**Input rows**
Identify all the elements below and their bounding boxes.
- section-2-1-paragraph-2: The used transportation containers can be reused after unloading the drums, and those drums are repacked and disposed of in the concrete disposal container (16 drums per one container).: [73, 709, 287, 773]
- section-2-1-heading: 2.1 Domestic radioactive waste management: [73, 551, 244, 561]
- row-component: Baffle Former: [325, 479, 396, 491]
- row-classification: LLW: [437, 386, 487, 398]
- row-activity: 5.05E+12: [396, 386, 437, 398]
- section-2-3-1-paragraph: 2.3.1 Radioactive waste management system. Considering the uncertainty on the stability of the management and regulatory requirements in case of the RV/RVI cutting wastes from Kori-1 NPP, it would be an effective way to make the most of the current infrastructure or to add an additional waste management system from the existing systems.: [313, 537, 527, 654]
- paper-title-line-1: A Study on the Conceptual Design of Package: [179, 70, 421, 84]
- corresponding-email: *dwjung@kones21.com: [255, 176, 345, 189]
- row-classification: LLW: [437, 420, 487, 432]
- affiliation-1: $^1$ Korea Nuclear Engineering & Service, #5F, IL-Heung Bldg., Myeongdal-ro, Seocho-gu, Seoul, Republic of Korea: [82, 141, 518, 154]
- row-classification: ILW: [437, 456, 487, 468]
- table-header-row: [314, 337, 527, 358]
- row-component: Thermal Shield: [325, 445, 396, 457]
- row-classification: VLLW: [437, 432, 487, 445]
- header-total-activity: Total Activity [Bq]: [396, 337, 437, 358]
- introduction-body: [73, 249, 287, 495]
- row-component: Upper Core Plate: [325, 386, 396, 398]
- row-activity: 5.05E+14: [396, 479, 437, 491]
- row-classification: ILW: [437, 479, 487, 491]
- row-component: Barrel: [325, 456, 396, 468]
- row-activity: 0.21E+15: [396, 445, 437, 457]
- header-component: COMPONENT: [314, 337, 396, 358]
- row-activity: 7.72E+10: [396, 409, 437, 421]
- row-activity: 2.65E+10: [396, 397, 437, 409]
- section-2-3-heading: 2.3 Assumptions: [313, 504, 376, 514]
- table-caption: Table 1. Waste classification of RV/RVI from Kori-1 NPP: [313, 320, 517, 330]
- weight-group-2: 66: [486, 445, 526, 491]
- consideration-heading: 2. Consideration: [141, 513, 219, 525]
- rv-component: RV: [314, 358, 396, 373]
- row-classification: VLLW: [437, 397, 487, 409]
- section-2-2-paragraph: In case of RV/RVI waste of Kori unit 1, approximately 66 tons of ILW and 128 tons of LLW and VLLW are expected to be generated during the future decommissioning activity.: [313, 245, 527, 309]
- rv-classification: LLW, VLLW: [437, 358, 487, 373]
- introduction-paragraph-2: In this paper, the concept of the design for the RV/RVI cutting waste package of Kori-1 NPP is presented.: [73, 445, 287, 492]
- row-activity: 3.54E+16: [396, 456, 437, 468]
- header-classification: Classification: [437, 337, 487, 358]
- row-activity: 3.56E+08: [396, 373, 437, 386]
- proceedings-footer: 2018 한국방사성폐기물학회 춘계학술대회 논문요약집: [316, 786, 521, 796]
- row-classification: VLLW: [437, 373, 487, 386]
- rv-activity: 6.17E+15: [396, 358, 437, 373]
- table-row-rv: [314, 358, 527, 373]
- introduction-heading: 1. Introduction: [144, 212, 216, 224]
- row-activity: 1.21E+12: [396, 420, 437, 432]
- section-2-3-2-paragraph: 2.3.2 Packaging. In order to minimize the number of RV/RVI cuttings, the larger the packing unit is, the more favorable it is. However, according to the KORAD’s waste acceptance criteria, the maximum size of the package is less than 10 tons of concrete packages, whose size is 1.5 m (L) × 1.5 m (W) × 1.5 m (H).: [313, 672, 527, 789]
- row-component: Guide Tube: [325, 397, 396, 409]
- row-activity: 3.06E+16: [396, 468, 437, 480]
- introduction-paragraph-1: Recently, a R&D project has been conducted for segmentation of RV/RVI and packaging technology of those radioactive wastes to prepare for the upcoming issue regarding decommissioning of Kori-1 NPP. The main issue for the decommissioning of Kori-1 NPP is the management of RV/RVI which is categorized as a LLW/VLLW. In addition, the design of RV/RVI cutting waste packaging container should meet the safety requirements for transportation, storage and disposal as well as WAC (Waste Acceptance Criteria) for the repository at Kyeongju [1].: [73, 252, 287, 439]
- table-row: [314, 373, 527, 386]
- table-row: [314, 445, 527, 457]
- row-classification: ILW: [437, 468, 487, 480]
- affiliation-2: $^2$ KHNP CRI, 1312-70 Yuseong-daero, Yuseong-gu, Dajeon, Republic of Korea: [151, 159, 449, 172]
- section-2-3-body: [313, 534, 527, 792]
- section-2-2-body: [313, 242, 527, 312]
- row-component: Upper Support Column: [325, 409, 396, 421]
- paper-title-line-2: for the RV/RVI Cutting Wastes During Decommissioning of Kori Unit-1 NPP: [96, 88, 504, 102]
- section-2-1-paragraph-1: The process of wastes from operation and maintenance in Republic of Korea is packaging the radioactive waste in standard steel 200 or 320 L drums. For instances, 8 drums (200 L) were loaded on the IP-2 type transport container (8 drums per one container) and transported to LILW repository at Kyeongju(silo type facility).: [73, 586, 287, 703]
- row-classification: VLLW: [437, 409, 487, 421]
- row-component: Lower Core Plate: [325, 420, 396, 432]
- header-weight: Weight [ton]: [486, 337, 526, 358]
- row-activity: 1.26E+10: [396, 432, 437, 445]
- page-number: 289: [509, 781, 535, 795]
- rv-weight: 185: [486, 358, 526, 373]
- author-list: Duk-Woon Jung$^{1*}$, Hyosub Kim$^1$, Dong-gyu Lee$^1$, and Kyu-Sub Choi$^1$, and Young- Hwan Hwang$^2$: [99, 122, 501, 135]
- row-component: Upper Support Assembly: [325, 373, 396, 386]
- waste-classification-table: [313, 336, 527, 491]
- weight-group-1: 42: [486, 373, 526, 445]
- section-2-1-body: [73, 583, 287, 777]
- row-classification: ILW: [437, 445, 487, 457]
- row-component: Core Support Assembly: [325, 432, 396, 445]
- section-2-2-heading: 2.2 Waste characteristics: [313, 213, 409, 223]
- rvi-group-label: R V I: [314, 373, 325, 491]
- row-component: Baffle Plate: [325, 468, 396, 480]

**Do this**
Reproduce all of the lines above verbatim, in the same order.

**Exercise output**
Identify all the elements below and their bounding boxes.
- section-2-1-paragraph-2: The used transportation containers can be reused after unloading the drums, and those drums are repacked and disposed of in the concrete disposal container (16 drums per one container).: [73, 709, 287, 773]
- section-2-1-heading: 2.1 Domestic radioactive waste management: [73, 551, 244, 561]
- row-component: Baffle Former: [325, 479, 396, 491]
- row-classification: LLW: [437, 386, 487, 398]
- row-activity: 5.05E+12: [396, 386, 437, 398]
- section-2-3-1-paragraph: 2.3.1 Radioactive waste management system. Considering the uncertainty on the stability of the management and regulatory requirements in case of the RV/RVI cutting wastes from Kori-1 NPP, it would be an effective way to make the most of the current infrastructure or to add an additional waste management system from the existing systems.: [313, 537, 527, 654]
- paper-title-line-1: A Study on the Conceptual Design of Package: [179, 70, 421, 84]
- corresponding-email: *dwjung@kones21.com: [255, 176, 345, 189]
- row-classification: LLW: [437, 420, 487, 432]
- affiliation-1: $^1$ Korea Nuclear Engineering & Service, #5F, IL-Heung Bldg., Myeongdal-ro, Seocho-gu, Seoul, Republic of Korea: [82, 141, 518, 154]
- row-classification: ILW: [437, 456, 487, 468]
- table-header-row: [314, 337, 527, 358]
- row-component: Thermal Shield: [325, 445, 396, 457]
- row-classification: VLLW: [437, 432, 487, 445]
- header-total-activity: Total Activity [Bq]: [396, 337, 437, 358]
- introduction-body: [73, 249, 287, 495]
- row-component: Upper Core Plate: [325, 386, 396, 398]
- row-activity: 5.05E+14: [396, 479, 437, 491]
- row-classification: ILW: [437, 479, 487, 491]
- row-component: Barrel: [325, 456, 396, 468]
- row-activity: 0.21E+15: [396, 445, 437, 457]
- header-component: COMPONENT: [314, 337, 396, 358]
- row-activity: 7.72E+10: [396, 409, 437, 421]
- row-activity: 2.65E+10: [396, 397, 437, 409]
- section-2-3-heading: 2.3 Assumptions: [313, 504, 376, 514]
- table-caption: Table 1. Waste classification of RV/RVI from Kori-1 NPP: [313, 320, 517, 330]
- weight-group-2: 66: [486, 445, 526, 491]
- consideration-heading: 2. Consideration: [141, 513, 219, 525]
- rv-component: RV: [314, 358, 396, 373]
- row-classification: VLLW: [437, 397, 487, 409]
- section-2-2-paragraph: In case of RV/RVI waste of Kori unit 1, approximately 66 tons of ILW and 128 tons of LLW and VLLW are expected to be generated during the future decommissioning activity.: [313, 245, 527, 309]
- rv-classification: LLW, VLLW: [437, 358, 487, 373]
- introduction-paragraph-2: In this paper, the concept of the design for the RV/RVI cutting waste package of Kori-1 NPP is presented.: [73, 445, 287, 492]
- row-activity: 3.54E+16: [396, 456, 437, 468]
- header-classification: Classification: [437, 337, 487, 358]
- row-activity: 3.56E+08: [396, 373, 437, 386]
- proceedings-footer: 2018 한국방사성폐기물학회 춘계학술대회 논문요약집: [316, 786, 521, 796]
- row-classification: VLLW: [437, 373, 487, 386]
- rv-activity: 6.17E+15: [396, 358, 437, 373]
- table-row-rv: [314, 358, 527, 373]
- introduction-heading: 1. Introduction: [144, 212, 216, 224]
- row-activity: 1.21E+12: [396, 420, 437, 432]
- section-2-3-2-paragraph: 2.3.2 Packaging. In order to minimize the number of RV/RVI cuttings, the larger the packing unit is, the more favorable it is. However, according to the KORAD’s waste acceptance criteria, the maximum size of the package is less than 10 tons of concrete packages, whose size is 1.5 m (L) × 1.5 m (W) × 1.5 m (H).: [313, 672, 527, 789]
- row-component: Guide Tube: [325, 397, 396, 409]
- row-activity: 3.06E+16: [396, 468, 437, 480]
- introduction-paragraph-1: Recently, a R&D project has been conducted for segmentation of RV/RVI and packaging technology of those radioactive wastes to prepare for the upcoming issue regarding decommissioning of Kori-1 NPP. The main issue for the decommissioning of Kori-1 NPP is the management of RV/RVI which is categorized as a LLW/VLLW. In addition, the design of RV/RVI cutting waste packaging container should meet the safety requirements for transportation, storage and disposal as well as WAC (Waste Acceptance Criteria) for the repository at Kyeongju [1].: [73, 252, 287, 439]
- table-row: [314, 373, 527, 386]
- table-row: [314, 445, 527, 457]
- row-classification: ILW: [437, 468, 487, 480]
- affiliation-2: $^2$ KHNP CRI, 1312-70 Yuseong-daero, Yuseong-gu, Dajeon, Republic of Korea: [151, 159, 449, 172]
- section-2-3-body: [313, 534, 527, 792]
- section-2-2-body: [313, 242, 527, 312]
- row-component: Upper Support Column: [325, 409, 396, 421]
- paper-title-line-2: for the RV/RVI Cutting Wastes During Decommissioning of Kori Unit-1 NPP: [96, 88, 504, 102]
- section-2-1-paragraph-1: The process of wastes from operation and maintenance in Republic of Korea is packaging the radioactive waste in standard steel 200 or 320 L drums. For instances, 8 drums (200 L) were loaded on the IP-2 type transport container (8 drums per one container) and transported to LILW repository at Kyeongju(silo type facility).: [73, 586, 287, 703]
- row-classification: VLLW: [437, 409, 487, 421]
- row-component: Lower Core Plate: [325, 420, 396, 432]
- header-weight: Weight [ton]: [486, 337, 526, 358]
- row-activity: 1.26E+10: [396, 432, 437, 445]
- page-number: 289: [509, 781, 535, 795]
- rv-weight: 185: [486, 358, 526, 373]
- author-list: Duk-Woon Jung$^{1*}$, Hyosub Kim$^1$, Dong-gyu Lee$^1$, and Kyu-Sub Choi$^1$, and Young- Hwan Hwang$^2$: [99, 122, 501, 135]
- row-component: Upper Support Assembly: [325, 373, 396, 386]
- waste-classification-table: [313, 336, 527, 491]
- weight-group-1: 42: [486, 373, 526, 445]
- section-2-1-body: [73, 583, 287, 777]
- row-classification: ILW: [437, 445, 487, 457]
- row-component: Core Support Assembly: [325, 432, 396, 445]
- section-2-2-heading: 2.2 Waste characteristics: [313, 213, 409, 223]
- rvi-group-label: R V I: [314, 373, 325, 491]
- row-component: Baffle Plate: [325, 468, 396, 480]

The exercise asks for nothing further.